- _Exercise objective_: Gather up the lines with the word "fibo" in them.

● ● ●

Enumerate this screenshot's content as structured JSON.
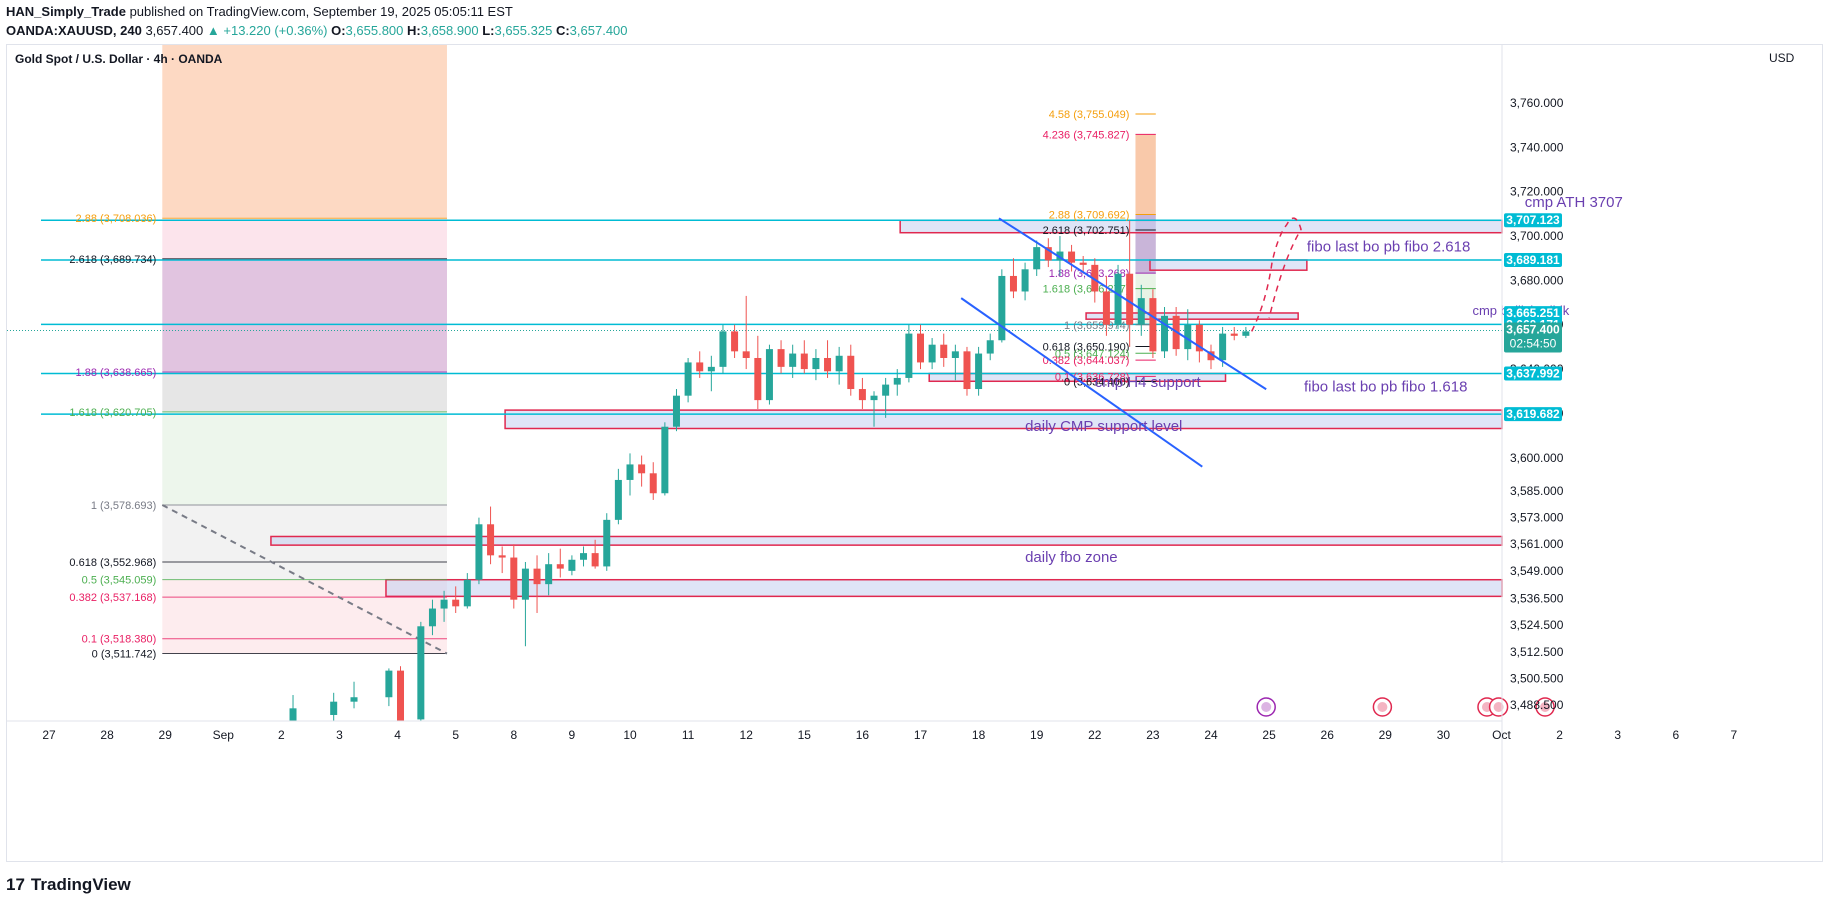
{
  "header": {
    "line1_user": "HAN_Simply_Trade",
    "line1_rest": "published on TradingView.com, September 19, 2025 05:05:11 EST",
    "line2_symbol": "OANDA:XAUUSD, 240",
    "line2_price": "3,657.400",
    "line2_change": "▲ +13.220 (+0.36%)",
    "line2_o_label": "O:",
    "line2_o": "3,655.800",
    "line2_h_label": "H:",
    "line2_h": "3,658.900",
    "line2_l_label": "L:",
    "line2_l": "3,655.325",
    "line2_c_label": "C:",
    "line2_c": "3,657.400"
  },
  "legend": {
    "title": "Gold Spot / U.S. Dollar · 4h · OANDA"
  },
  "currency": "USD",
  "footer": {
    "logo_mark": "17",
    "brand": "TradingView"
  },
  "colors": {
    "up": "#26a69a",
    "down": "#ef5350",
    "hline": "#00bcd4",
    "zone_fill": "#c5cff0",
    "zone_border": "#e0284f",
    "trend": "#2962ff",
    "annotation": "#6a3fb0",
    "price_tag": "#26a69a"
  },
  "chart_data": {
    "type": "candlestick",
    "symbol": "OANDA:XAUUSD",
    "timeframe": "4h",
    "ylim": [
      3480,
      3785
    ],
    "x_ticks": [
      "27",
      "28",
      "29",
      "Sep",
      "2",
      "3",
      "4",
      "5",
      "8",
      "9",
      "10",
      "11",
      "12",
      "15",
      "16",
      "17",
      "18",
      "19",
      "22",
      "23",
      "24",
      "25",
      "26",
      "29",
      "30",
      "Oct",
      "2",
      "3",
      "6",
      "7"
    ],
    "y_ticks": [
      "3,760.000",
      "3,740.000",
      "3,720.000",
      "3,700.000",
      "3,680.000",
      "3,660.000",
      "3,640.000",
      "3,620.000",
      "3,600.000",
      "3,585.000",
      "3,573.000",
      "3,561.000",
      "3,549.000",
      "3,536.500",
      "3,524.500",
      "3,512.500",
      "3,500.500",
      "3,488.500"
    ],
    "price_tags": [
      {
        "value": "3,707.123",
        "price": 3707.123,
        "color": "#00bcd4"
      },
      {
        "value": "3,689.181",
        "price": 3689.181,
        "color": "#00bcd4"
      },
      {
        "value": "3,665.251",
        "price": 3665.251,
        "color": "#00bcd4"
      },
      {
        "value": "3,660.171",
        "price": 3660.171,
        "color": "#00bcd4"
      },
      {
        "value": "3,657.400",
        "price": 3657.4,
        "color": "#26a69a",
        "countdown": "02:54:50"
      },
      {
        "value": "3,637.992",
        "price": 3637.992,
        "color": "#00bcd4"
      },
      {
        "value": "3,619.682",
        "price": 3619.682,
        "color": "#00bcd4"
      }
    ],
    "annotations": [
      {
        "text": "cmp ATH 3707",
        "x_day": 23.4,
        "price": 3713
      },
      {
        "text": "fibo last bo pb fibo 2.618",
        "x_day": 19.65,
        "price": 3693
      },
      {
        "text": "cmp bullish rdblk",
        "x_day": 22.5,
        "price": 3664.5,
        "small": true
      },
      {
        "text": "cmp H4 support",
        "x_day": 16.0,
        "price": 3632
      },
      {
        "text": "fibo last bo pb fibo 1.618",
        "x_day": 19.6,
        "price": 3630
      },
      {
        "text": "daily CMP support level",
        "x_day": 14.8,
        "price": 3612
      },
      {
        "text": "daily fbo zone",
        "x_day": 14.8,
        "price": 3553
      }
    ],
    "left_fib": [
      {
        "label": "2.88 (3,708.036)",
        "price": 3708.036,
        "color": "#f59e0b"
      },
      {
        "label": "2.618 (3,689.734)",
        "price": 3689.734,
        "color": "#131722"
      },
      {
        "label": "1.88 (3,638.665)",
        "price": 3638.665,
        "color": "#9c27b0"
      },
      {
        "label": "1.618 (3,620.705)",
        "price": 3620.705,
        "color": "#4caf50"
      },
      {
        "label": "1 (3,578.693)",
        "price": 3578.693,
        "color": "#787b86"
      },
      {
        "label": "0.618 (3,552.968)",
        "price": 3552.968,
        "color": "#131722"
      },
      {
        "label": "0.5 (3,545.059)",
        "price": 3545.059,
        "color": "#4caf50"
      },
      {
        "label": "0.382 (3,537.168)",
        "price": 3537.168,
        "color": "#e91e63"
      },
      {
        "label": "0.1 (3,518.380)",
        "price": 3518.38,
        "color": "#e91e63"
      },
      {
        "label": "0 (3,511.742)",
        "price": 3511.742,
        "color": "#131722"
      }
    ],
    "right_fib": [
      {
        "label": "4.58 (3,755.049)",
        "price": 3755.049,
        "color": "#f59e0b"
      },
      {
        "label": "4.236 (3,745.827)",
        "price": 3745.827,
        "color": "#e91e63"
      },
      {
        "label": "2.88 (3,709.692)",
        "price": 3709.692,
        "color": "#f59e0b"
      },
      {
        "label": "2.618 (3,702.751)",
        "price": 3702.751,
        "color": "#131722"
      },
      {
        "label": "1.88 (3,683.268)",
        "price": 3683.268,
        "color": "#9c27b0"
      },
      {
        "label": "1.618 (3,676.277)",
        "price": 3676.277,
        "color": "#4caf50"
      },
      {
        "label": "1 (3,659.974)",
        "price": 3659.974,
        "color": "#787b86"
      },
      {
        "label": "0.618 (3,650.190)",
        "price": 3650.19,
        "color": "#131722"
      },
      {
        "label": "0.5 (3,647.124)",
        "price": 3647.124,
        "color": "#4caf50"
      },
      {
        "label": "0.382 (3,644.037)",
        "price": 3644.037,
        "color": "#e91e63"
      },
      {
        "label": "0.1 (3,636.728)",
        "price": 3636.728,
        "color": "#e91e63"
      },
      {
        "label": "0 (3,634.400)",
        "price": 3634.4,
        "color": "#131722"
      }
    ],
    "hlines": [
      3707.123,
      3689.181,
      3660.171,
      3637.992,
      3619.682
    ],
    "candles": [
      {
        "d": 2.2,
        "o": 3480,
        "h": 3493,
        "l": 3478,
        "c": 3487
      },
      {
        "d": 2.9,
        "o": 3484,
        "h": 3494,
        "l": 3480,
        "c": 3490
      },
      {
        "d": 3.25,
        "o": 3490,
        "h": 3499,
        "l": 3487,
        "c": 3492
      },
      {
        "d": 3.85,
        "o": 3492,
        "h": 3505,
        "l": 3488,
        "c": 3504
      },
      {
        "d": 4.05,
        "o": 3504,
        "h": 3506,
        "l": 3480,
        "c": 3480
      },
      {
        "d": 4.4,
        "o": 3482,
        "h": 3526,
        "l": 3480,
        "c": 3524
      },
      {
        "d": 4.6,
        "o": 3524,
        "h": 3536,
        "l": 3520,
        "c": 3532
      },
      {
        "d": 4.8,
        "o": 3532,
        "h": 3540,
        "l": 3526,
        "c": 3536
      },
      {
        "d": 5.0,
        "o": 3536,
        "h": 3542,
        "l": 3530,
        "c": 3533
      },
      {
        "d": 5.2,
        "o": 3533,
        "h": 3548,
        "l": 3532,
        "c": 3545
      },
      {
        "d": 5.4,
        "o": 3545,
        "h": 3573,
        "l": 3543,
        "c": 3570
      },
      {
        "d": 5.6,
        "o": 3570,
        "h": 3578,
        "l": 3552,
        "c": 3556
      },
      {
        "d": 5.8,
        "o": 3556,
        "h": 3560,
        "l": 3548,
        "c": 3555
      },
      {
        "d": 6.0,
        "o": 3555,
        "h": 3561,
        "l": 3532,
        "c": 3536
      },
      {
        "d": 6.2,
        "o": 3536,
        "h": 3553,
        "l": 3515,
        "c": 3550
      },
      {
        "d": 6.4,
        "o": 3550,
        "h": 3556,
        "l": 3530,
        "c": 3543
      },
      {
        "d": 6.6,
        "o": 3543,
        "h": 3557,
        "l": 3538,
        "c": 3552
      },
      {
        "d": 6.8,
        "o": 3552,
        "h": 3559,
        "l": 3546,
        "c": 3550
      },
      {
        "d": 7.0,
        "o": 3549,
        "h": 3556,
        "l": 3547,
        "c": 3554
      },
      {
        "d": 7.2,
        "o": 3554,
        "h": 3560,
        "l": 3551,
        "c": 3557
      },
      {
        "d": 7.4,
        "o": 3557,
        "h": 3563,
        "l": 3550,
        "c": 3551
      },
      {
        "d": 7.6,
        "o": 3551,
        "h": 3575,
        "l": 3549,
        "c": 3572
      },
      {
        "d": 7.8,
        "o": 3572,
        "h": 3595,
        "l": 3570,
        "c": 3590
      },
      {
        "d": 8.0,
        "o": 3590,
        "h": 3602,
        "l": 3583,
        "c": 3597
      },
      {
        "d": 8.2,
        "o": 3597,
        "h": 3601,
        "l": 3587,
        "c": 3593
      },
      {
        "d": 8.4,
        "o": 3593,
        "h": 3598,
        "l": 3581,
        "c": 3584
      },
      {
        "d": 8.6,
        "o": 3584,
        "h": 3616,
        "l": 3583,
        "c": 3614
      },
      {
        "d": 8.8,
        "o": 3614,
        "h": 3631,
        "l": 3612,
        "c": 3628
      },
      {
        "d": 9.0,
        "o": 3628,
        "h": 3645,
        "l": 3625,
        "c": 3643
      },
      {
        "d": 9.2,
        "o": 3643,
        "h": 3648,
        "l": 3636,
        "c": 3639
      },
      {
        "d": 9.4,
        "o": 3639,
        "h": 3646,
        "l": 3630,
        "c": 3641
      },
      {
        "d": 9.6,
        "o": 3641,
        "h": 3660,
        "l": 3638,
        "c": 3657
      },
      {
        "d": 9.8,
        "o": 3657,
        "h": 3660,
        "l": 3645,
        "c": 3648
      },
      {
        "d": 10.0,
        "o": 3648,
        "h": 3673,
        "l": 3640,
        "c": 3645
      },
      {
        "d": 10.2,
        "o": 3645,
        "h": 3655,
        "l": 3622,
        "c": 3626
      },
      {
        "d": 10.4,
        "o": 3626,
        "h": 3651,
        "l": 3624,
        "c": 3649
      },
      {
        "d": 10.6,
        "o": 3649,
        "h": 3653,
        "l": 3638,
        "c": 3641
      },
      {
        "d": 10.8,
        "o": 3641,
        "h": 3651,
        "l": 3636,
        "c": 3647
      },
      {
        "d": 11.0,
        "o": 3647,
        "h": 3653,
        "l": 3638,
        "c": 3640
      },
      {
        "d": 11.2,
        "o": 3640,
        "h": 3649,
        "l": 3635,
        "c": 3645
      },
      {
        "d": 11.4,
        "o": 3645,
        "h": 3653,
        "l": 3636,
        "c": 3639
      },
      {
        "d": 11.6,
        "o": 3639,
        "h": 3650,
        "l": 3633,
        "c": 3646
      },
      {
        "d": 11.8,
        "o": 3646,
        "h": 3651,
        "l": 3628,
        "c": 3631
      },
      {
        "d": 12.0,
        "o": 3631,
        "h": 3636,
        "l": 3622,
        "c": 3626
      },
      {
        "d": 12.2,
        "o": 3626,
        "h": 3630,
        "l": 3614,
        "c": 3628
      },
      {
        "d": 12.4,
        "o": 3628,
        "h": 3636,
        "l": 3618,
        "c": 3633
      },
      {
        "d": 12.6,
        "o": 3633,
        "h": 3640,
        "l": 3628,
        "c": 3636
      },
      {
        "d": 12.8,
        "o": 3636,
        "h": 3660,
        "l": 3634,
        "c": 3656
      },
      {
        "d": 13.0,
        "o": 3656,
        "h": 3660,
        "l": 3640,
        "c": 3643
      },
      {
        "d": 13.2,
        "o": 3643,
        "h": 3654,
        "l": 3640,
        "c": 3651
      },
      {
        "d": 13.4,
        "o": 3651,
        "h": 3656,
        "l": 3641,
        "c": 3645
      },
      {
        "d": 13.6,
        "o": 3645,
        "h": 3651,
        "l": 3635,
        "c": 3648
      },
      {
        "d": 13.8,
        "o": 3648,
        "h": 3650,
        "l": 3628,
        "c": 3631
      },
      {
        "d": 14.0,
        "o": 3631,
        "h": 3650,
        "l": 3628,
        "c": 3647
      },
      {
        "d": 14.2,
        "o": 3647,
        "h": 3656,
        "l": 3644,
        "c": 3653
      },
      {
        "d": 14.4,
        "o": 3653,
        "h": 3685,
        "l": 3652,
        "c": 3682
      },
      {
        "d": 14.6,
        "o": 3682,
        "h": 3690,
        "l": 3672,
        "c": 3675
      },
      {
        "d": 14.8,
        "o": 3675,
        "h": 3688,
        "l": 3671,
        "c": 3685
      },
      {
        "d": 15.0,
        "o": 3685,
        "h": 3698,
        "l": 3682,
        "c": 3695
      },
      {
        "d": 15.2,
        "o": 3695,
        "h": 3699,
        "l": 3686,
        "c": 3689
      },
      {
        "d": 15.4,
        "o": 3689,
        "h": 3700,
        "l": 3682,
        "c": 3693
      },
      {
        "d": 15.6,
        "o": 3693,
        "h": 3696,
        "l": 3684,
        "c": 3688
      },
      {
        "d": 15.8,
        "o": 3688,
        "h": 3691,
        "l": 3683,
        "c": 3687
      },
      {
        "d": 16.0,
        "o": 3687,
        "h": 3690,
        "l": 3670,
        "c": 3675
      },
      {
        "d": 16.2,
        "o": 3675,
        "h": 3682,
        "l": 3655,
        "c": 3660
      },
      {
        "d": 16.4,
        "o": 3660,
        "h": 3687,
        "l": 3658,
        "c": 3683
      },
      {
        "d": 16.6,
        "o": 3683,
        "h": 3707,
        "l": 3650,
        "c": 3660
      },
      {
        "d": 16.8,
        "o": 3660,
        "h": 3678,
        "l": 3655,
        "c": 3672
      },
      {
        "d": 17.0,
        "o": 3672,
        "h": 3676,
        "l": 3645,
        "c": 3648
      },
      {
        "d": 17.2,
        "o": 3648,
        "h": 3668,
        "l": 3645,
        "c": 3664
      },
      {
        "d": 17.4,
        "o": 3664,
        "h": 3668,
        "l": 3646,
        "c": 3649
      },
      {
        "d": 17.6,
        "o": 3649,
        "h": 3667,
        "l": 3644,
        "c": 3660
      },
      {
        "d": 17.8,
        "o": 3660,
        "h": 3662,
        "l": 3643,
        "c": 3648
      },
      {
        "d": 18.0,
        "o": 3648,
        "h": 3651,
        "l": 3640,
        "c": 3644
      },
      {
        "d": 18.2,
        "o": 3644,
        "h": 3659,
        "l": 3641,
        "c": 3656
      },
      {
        "d": 18.4,
        "o": 3656,
        "h": 3659,
        "l": 3653,
        "c": 3655
      },
      {
        "d": 18.6,
        "o": 3655,
        "h": 3659,
        "l": 3654,
        "c": 3657
      }
    ]
  }
}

● ● ●

- _Answer to this task_:
        "text": "fibo last bo pb fibo 2.618",
        "text": "fibo last bo pb fibo 1.618",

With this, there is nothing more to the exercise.